### [Исходный текст]
▬▬▬▬▬▬▬▬▬▬
«Я не буду говорить об этих подонкaх, я скaжу о тех, кто дошел до того, что пытaется их зaщищaть. Кем нaдо быть, чтобы брaть сегодня под зaщиту этих клеветников, двурушников! Суровый приговор, говорите вы? Эх, не попaлись эти молодчики с черной совестью в двaдцaтых годaх, когдa судили не столько по стaтьям зaконов, сколько по революционному прaвосознaнию. Им бы тогдa покaзaли, кaк клеветaть. Я думaю, рaзговор с ними был бы короткий».
Как видим, позиция нобелевского лауреата резко отличалась от мнения тех его собратьев по перу, которые придерживались либеральных взглядов. Это выступление Шолохову не простили – вскоре возобновилась затихшая было кампания по обвинению его в плагиате при написании романа «Тихий Дон».
Дело Синявского и Даниэля пагубно отразилось и на судьбе Александра Твардовского. Когда летом 1969 года начался последний этап его публичной травли, припомнили и то, что в «Новом мире» печатались статьи Синявского, которого Твардовский особо выделял среди штатных критиков редакции. Припомнили и его предложение руководству писательской организации обратиться к властям с просьбой о досрочном освобождении Даниэля и Синявского.
▬▬▬▬▬▬▬▬▬▬
### [Задачи]
**a.** Когда, согласно тексту о деле Синявского и Даниэля, начался последний этап публичной травли Твардовского?
**b.** Продолжите текст о деле Синявского и Даниэля, начав сразу после его последнего предложения.
Записи представляют собой отдельный от текста материал.
▬▬▬▬▬▬▬▬▬▬
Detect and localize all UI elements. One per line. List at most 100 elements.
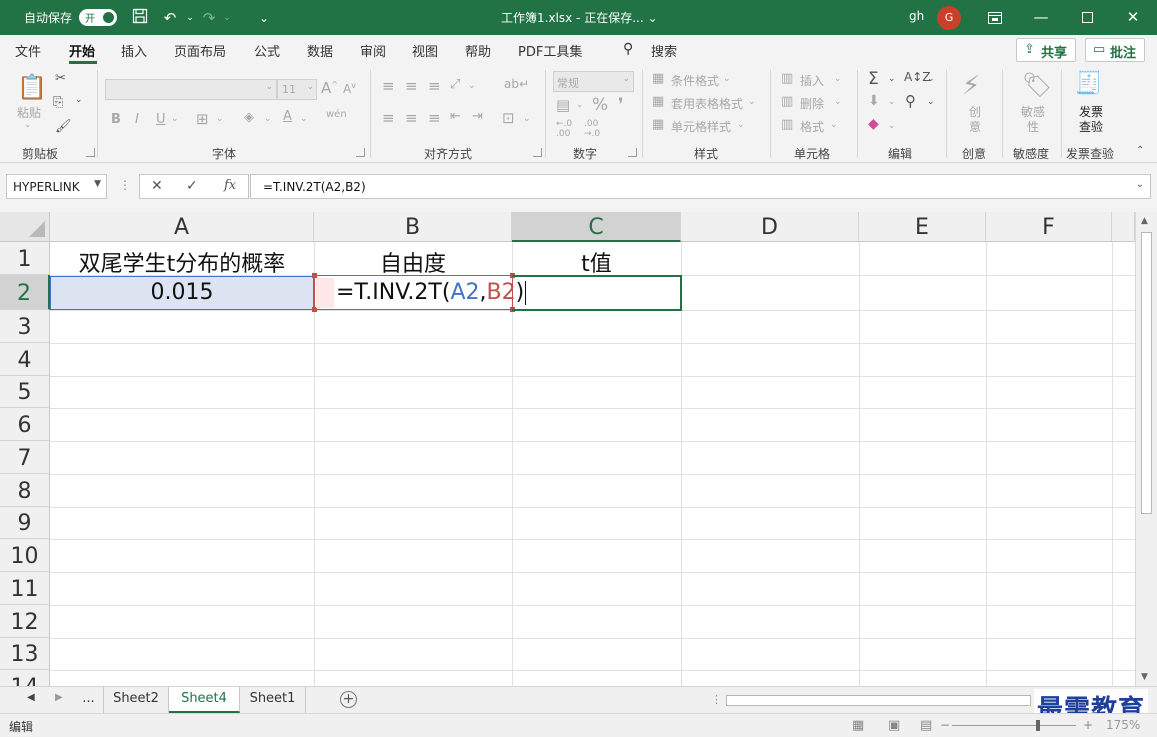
orientation-dropdown-icon[interactable]: ⌄ [468, 81, 476, 91]
normal-view-icon[interactable]: ▦ [852, 718, 864, 733]
user-name[interactable]: gh [909, 9, 924, 23]
row-header-9[interactable]: 9 [0, 507, 50, 539]
align-left-icon[interactable]: ≡ [382, 109, 395, 127]
tab-data[interactable]: 数据 [307, 41, 333, 60]
underline-dropdown-icon[interactable]: ⌄ [171, 114, 179, 124]
row-header-11[interactable]: 11 [0, 572, 50, 605]
name-box-dropdown-icon[interactable]: ▼ [94, 179, 101, 189]
document-title[interactable]: 工作簿1.xlsx - 正在保存... ⌄ [501, 9, 658, 26]
borders-icon[interactable]: ⊞ [196, 110, 209, 128]
comma-style-icon[interactable]: ❜ [618, 95, 623, 115]
save-icon[interactable] [130, 8, 150, 28]
cell-c1[interactable]: t值 [512, 246, 681, 278]
scroll-up-icon[interactable]: ▲ [1141, 216, 1148, 226]
row-header-10[interactable]: 10 [0, 539, 50, 572]
clear-dropdown-icon[interactable]: ⌄ [888, 121, 896, 131]
cell-styles-dropdown-icon[interactable]: ⌄ [737, 120, 745, 130]
row-header-14[interactable]: 14 [0, 670, 50, 686]
format-cells-button[interactable]: 格式 [800, 118, 824, 135]
column-header-b[interactable]: B [314, 212, 512, 242]
font-launcher-icon[interactable] [356, 148, 365, 157]
tab-sheet1[interactable]: Sheet1 [240, 687, 306, 713]
row-header-5[interactable]: 5 [0, 376, 50, 408]
tab-split-icon[interactable]: ⋮ [711, 693, 722, 706]
zoom-out-icon[interactable]: − [940, 718, 950, 732]
font-dropdown-icon[interactable]: ⌄ [265, 82, 273, 92]
align-center-icon[interactable]: ≡ [405, 109, 418, 127]
tab-insert[interactable]: 插入 [121, 41, 147, 60]
column-header-f[interactable]: F [986, 212, 1112, 242]
accounting-icon[interactable]: ▤ [556, 96, 570, 114]
decrease-indent-icon[interactable]: ⇤ [450, 109, 461, 124]
cell-c2-editor[interactable]: =T.INV.2T(A2,B2) [336, 280, 527, 305]
font-color-icon[interactable]: A [283, 109, 292, 124]
vertical-scroll-thumb[interactable] [1141, 232, 1152, 514]
confirm-entry-icon[interactable]: ✓ [186, 178, 198, 194]
bold-icon[interactable]: B [111, 112, 121, 127]
formula-input[interactable]: =T.INV.2T(A2,B2) ⌄ [250, 174, 1151, 199]
cell-styles-icon[interactable]: ▦ [652, 117, 664, 132]
select-all-button[interactable] [0, 212, 50, 242]
customize-toolbar-icon[interactable]: ⌄ [254, 8, 274, 28]
avatar[interactable]: G [937, 6, 961, 30]
page-break-view-icon[interactable]: ▤ [920, 718, 932, 733]
delete-cells-dropdown-icon[interactable]: ⌄ [834, 97, 842, 107]
worksheet-grid[interactable]: A B C D E F 1 2 3 4 5 6 7 8 9 10 11 12 1… [0, 212, 1157, 686]
number-launcher-icon[interactable] [628, 148, 637, 157]
column-header-g[interactable] [1112, 212, 1135, 242]
percent-icon[interactable]: % [592, 95, 608, 115]
page-layout-view-icon[interactable]: ▣ [888, 718, 900, 733]
paste-icon[interactable]: 📋 [17, 73, 47, 101]
fill-icon[interactable]: ⬇ [868, 93, 880, 109]
maximize-button[interactable] [1064, 0, 1110, 35]
accounting-dropdown-icon[interactable]: ⌄ [576, 100, 584, 110]
fill-color-icon[interactable]: ◈ [244, 110, 254, 125]
row-header-6[interactable]: 6 [0, 408, 50, 441]
undo-dropdown-icon[interactable]: ⌄ [180, 8, 200, 28]
redo-icon[interactable]: ↷ [199, 8, 219, 28]
font-size-dropdown-icon[interactable]: ⌄ [306, 82, 314, 92]
align-middle-icon[interactable]: ≡ [405, 77, 418, 95]
tab-home[interactable]: 开始 [69, 41, 95, 60]
scroll-down-icon[interactable]: ▼ [1141, 672, 1148, 682]
copy-dropdown-icon[interactable]: ⌄ [75, 95, 83, 105]
cut-icon[interactable]: ✂ [55, 71, 66, 86]
autosum-dropdown-icon[interactable]: ⌄ [888, 74, 896, 84]
row-header-13[interactable]: 13 [0, 638, 50, 670]
insert-cells-dropdown-icon[interactable]: ⌄ [834, 74, 842, 84]
format-cells-icon[interactable]: ▥ [781, 117, 793, 132]
zoom-slider[interactable] [952, 725, 1076, 726]
sheet-more[interactable]: ... [74, 687, 104, 713]
zoom-level[interactable]: 175% [1106, 718, 1140, 732]
zoom-in-icon[interactable]: + [1083, 718, 1093, 732]
format-as-table-dropdown-icon[interactable]: ⌄ [748, 97, 756, 107]
vertical-scrollbar[interactable]: ▲ ▼ [1135, 212, 1157, 686]
minimize-button[interactable]: — [1018, 0, 1064, 35]
cancel-entry-icon[interactable]: ✕ [151, 178, 163, 194]
expand-formula-bar-icon[interactable]: ⌄ [1136, 179, 1144, 190]
conditional-format-button[interactable]: 条件格式 [671, 72, 719, 89]
row-header-8[interactable]: 8 [0, 474, 50, 507]
column-header-c[interactable]: C [512, 212, 681, 242]
column-header-d[interactable]: D [681, 212, 859, 242]
formula-ref-b2[interactable]: B2 [486, 280, 515, 305]
format-painter-icon[interactable]: 🖌 [55, 119, 72, 134]
align-bottom-icon[interactable]: ≡ [428, 77, 441, 95]
creativity-icon[interactable]: ⚡ [962, 71, 980, 101]
decrease-font-icon[interactable]: Av [343, 81, 356, 96]
cell-styles-button[interactable]: 单元格样式 [671, 118, 731, 135]
invoice-check-button[interactable]: 发票查验 [1078, 105, 1104, 135]
invoice-check-icon[interactable]: 🧾 [1075, 71, 1102, 96]
insert-cells-button[interactable]: 插入 [800, 72, 824, 89]
format-as-table-button[interactable]: 套用表格格式 [671, 95, 743, 112]
conditional-format-dropdown-icon[interactable]: ⌄ [723, 74, 731, 84]
find-select-dropdown-icon[interactable]: ⌄ [927, 97, 935, 107]
format-cells-dropdown-icon[interactable]: ⌄ [830, 120, 838, 130]
increase-indent-icon[interactable]: ⇥ [472, 109, 483, 124]
cell-b1[interactable]: 自由度 [314, 246, 512, 278]
paste-label[interactable]: 粘贴 [17, 106, 41, 121]
name-box[interactable]: HYPERLINK ▼ [6, 174, 107, 199]
increase-font-icon[interactable]: A^ [321, 79, 338, 97]
autosum-icon[interactable]: Σ [868, 69, 879, 89]
cell-a1[interactable]: 双尾学生t分布的概率 [50, 246, 314, 278]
▬▬▬▬▬▬▬▬▬▬
### [Ответы по задачам]
**a.** Летом 1969 года.

**b.**
После ознакомления с откликами на дело двух «антисоветчиков» пришла пора рассмотреть его по существу. Синявский и Даниэль обвинялись в написании и передаче для публикации за границей произведений, порочащих советский государственный и общественный строй. Писали они под псевдонимами Абрам Терц и Николай Аржак, соответственно. В повести Аржака «Говорит Москва» рассказывалось о введённом в СССР Указом Президиума Верховного Совета «дне открытых убийств», о единодушном одобрении этой инициативы со стороны трудящихся и о попытках протеста отдельных граждан против навязываемого им «праздника». В рассказе «Человек из МИНАПа» речь идёт о Московском институте научной профанации, главного героя повести «Искупление» обвиняют в доносе, а в рассказе «Руки» чекист расстреливает священников. Повесть Терца «Любимов» повествует об узурпаторе, захватившем власть в провинциальном городке, в его же повести «Суд идет» описываются неприглядные подробности жизни прокурора. Синявскому также инкриминировали написание статьи «Что такое социалистический реализм?»:
«Что такое социалистический реализм? Что означает это странное, режущее ухо сочетание? Разве бывает реализм социалистическим, капиталистическим, христианским, магометанским? Да и существует ли в природе это иррациональное понятие? Может быть, его нет? Может быть, это всего лишь сон, пригрезившийся испуганному интеллигенту в темную, волшебную ночь сталинской диктатуры? Грубая демагогия Жданова или старческая причуда Горького?»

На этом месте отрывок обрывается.